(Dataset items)

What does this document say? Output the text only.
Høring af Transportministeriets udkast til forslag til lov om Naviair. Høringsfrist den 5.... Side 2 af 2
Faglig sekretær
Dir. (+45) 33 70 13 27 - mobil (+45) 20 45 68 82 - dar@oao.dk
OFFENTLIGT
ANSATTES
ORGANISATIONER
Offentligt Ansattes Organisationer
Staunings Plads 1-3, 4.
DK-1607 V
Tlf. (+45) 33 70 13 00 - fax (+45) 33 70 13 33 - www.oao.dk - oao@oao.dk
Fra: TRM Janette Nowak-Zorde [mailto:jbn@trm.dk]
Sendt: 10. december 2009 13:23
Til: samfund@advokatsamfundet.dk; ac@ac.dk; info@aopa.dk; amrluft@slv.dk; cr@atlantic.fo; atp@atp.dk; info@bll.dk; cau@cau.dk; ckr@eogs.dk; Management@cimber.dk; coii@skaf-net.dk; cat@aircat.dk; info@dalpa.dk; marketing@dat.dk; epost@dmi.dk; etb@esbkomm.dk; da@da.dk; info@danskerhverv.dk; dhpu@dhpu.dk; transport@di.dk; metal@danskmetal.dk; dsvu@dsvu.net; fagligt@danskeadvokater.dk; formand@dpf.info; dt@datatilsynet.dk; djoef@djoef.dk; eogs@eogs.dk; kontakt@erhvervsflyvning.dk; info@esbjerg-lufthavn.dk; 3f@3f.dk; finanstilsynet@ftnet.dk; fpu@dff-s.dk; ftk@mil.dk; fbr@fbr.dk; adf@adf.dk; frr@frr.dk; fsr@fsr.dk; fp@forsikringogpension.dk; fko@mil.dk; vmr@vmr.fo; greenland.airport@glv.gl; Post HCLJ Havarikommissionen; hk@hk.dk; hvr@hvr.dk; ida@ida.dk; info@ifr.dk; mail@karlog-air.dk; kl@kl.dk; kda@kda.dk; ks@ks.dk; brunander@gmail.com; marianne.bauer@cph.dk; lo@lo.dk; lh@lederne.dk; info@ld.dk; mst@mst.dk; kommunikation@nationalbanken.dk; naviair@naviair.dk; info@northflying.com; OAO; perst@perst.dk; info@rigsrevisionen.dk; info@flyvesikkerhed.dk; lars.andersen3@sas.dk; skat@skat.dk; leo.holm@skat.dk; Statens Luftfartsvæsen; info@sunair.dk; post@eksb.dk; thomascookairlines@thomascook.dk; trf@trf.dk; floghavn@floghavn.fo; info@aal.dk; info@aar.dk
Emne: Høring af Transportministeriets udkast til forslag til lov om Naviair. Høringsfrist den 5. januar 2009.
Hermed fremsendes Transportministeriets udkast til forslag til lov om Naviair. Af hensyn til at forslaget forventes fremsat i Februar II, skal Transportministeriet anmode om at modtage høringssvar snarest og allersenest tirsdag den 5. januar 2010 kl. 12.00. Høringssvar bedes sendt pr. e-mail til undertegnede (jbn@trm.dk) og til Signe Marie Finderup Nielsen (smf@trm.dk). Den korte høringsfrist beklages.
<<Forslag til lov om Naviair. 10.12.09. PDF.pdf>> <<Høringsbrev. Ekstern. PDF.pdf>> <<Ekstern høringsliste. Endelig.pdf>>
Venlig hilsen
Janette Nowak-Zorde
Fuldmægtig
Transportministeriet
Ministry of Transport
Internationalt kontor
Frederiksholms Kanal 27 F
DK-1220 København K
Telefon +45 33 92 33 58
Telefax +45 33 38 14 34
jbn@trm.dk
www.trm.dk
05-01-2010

* [Goal of the exercise]:
Your task is to extract all of the records exactly.

* [Expected answer]:
What does this document say? Output the text only.
Høring af Transportministeriets udkast til forslag til lov om Naviair. Høringsfrist den 5.... Side 2 af 2
Faglig sekretær
Dir. (+45) 33 70 13 27 - mobil (+45) 20 45 68 82 - dar@oao.dk
OFFENTLIGT
ANSATTES
ORGANISATIONER
Offentligt Ansattes Organisationer
Staunings Plads 1-3, 4.
DK-1607 V
Tlf. (+45) 33 70 13 00 - fax (+45) 33 70 13 33 - www.oao.dk - oao@oao.dk
Fra: TRM Janette Nowak-Zorde [mailto:jbn@trm.dk]
Sendt: 10. december 2009 13:23
Til: samfund@advokatsamfundet.dk; ac@ac.dk; info@aopa.dk; amrluft@slv.dk; cr@atlantic.fo; atp@atp.dk; info@bll.dk; cau@cau.dk; ckr@eogs.dk; Management@cimber.dk; coii@skaf-net.dk; cat@aircat.dk; info@dalpa.dk; marketing@dat.dk; epost@dmi.dk; etb@esbkomm.dk; da@da.dk; info@danskerhverv.dk; dhpu@dhpu.dk; transport@di.dk; metal@danskmetal.dk; dsvu@dsvu.net; fagligt@danskeadvokater.dk; formand@dpf.info; dt@datatilsynet.dk; djoef@djoef.dk; eogs@eogs.dk; kontakt@erhvervsflyvning.dk; info@esbjerg-lufthavn.dk; 3f@3f.dk; finanstilsynet@ftnet.dk; fpu@dff-s.dk; ftk@mil.dk; fbr@fbr.dk; adf@adf.dk; frr@frr.dk; fsr@fsr.dk; fp@forsikringogpension.dk; fko@mil.dk; vmr@vmr.fo; greenland.airport@glv.gl; Post HCLJ Havarikommissionen; hk@hk.dk; hvr@hvr.dk; ida@ida.dk; info@ifr.dk; mail@karlog-air.dk; kl@kl.dk; kda@kda.dk; ks@ks.dk; brunander@gmail.com; marianne.bauer@cph.dk; lo@lo.dk; lh@lederne.dk; info@ld.dk; mst@mst.dk; kommunikation@nationalbanken.dk; naviair@naviair.dk; info@northflying.com; OAO; perst@perst.dk; info@rigsrevisionen.dk; info@flyvesikkerhed.dk; lars.andersen3@sas.dk; skat@skat.dk; leo.holm@skat.dk; Statens Luftfartsvæsen; info@sunair.dk; post@eksb.dk; thomascookairlines@thomascook.dk; trf@trf.dk; floghavn@floghavn.fo; info@aal.dk; info@aar.dk
Emne: Høring af Transportministeriets udkast til forslag til lov om Naviair. Høringsfrist den 5. januar 2009.
Hermed fremsendes Transportministeriets udkast til forslag til lov om Naviair. Af hensyn til at forslaget forventes fremsat i Februar II, skal Transportministeriet anmode om at modtage høringssvar snarest og allersenest tirsdag den 5. januar 2010 kl. 12.00. Høringssvar bedes sendt pr. e-mail til undertegnede (jbn@trm.dk) og til Signe Marie Finderup Nielsen (smf@trm.dk). Den korte høringsfrist beklages.
<<Forslag til lov om Naviair. 10.12.09. PDF.pdf>> <<Høringsbrev. Ekstern. PDF.pdf>> <<Ekstern høringsliste. Endelig.pdf>>
Venlig hilsen
Janette Nowak-Zorde
Fuldmægtig
Transportministeriet
Ministry of Transport
Internationalt kontor
Frederiksholms Kanal 27 F
DK-1220 København K
Telefon +45 33 92 33 58
Telefax +45 33 38 14 34
jbn@trm.dk
www.trm.dk
05-01-2010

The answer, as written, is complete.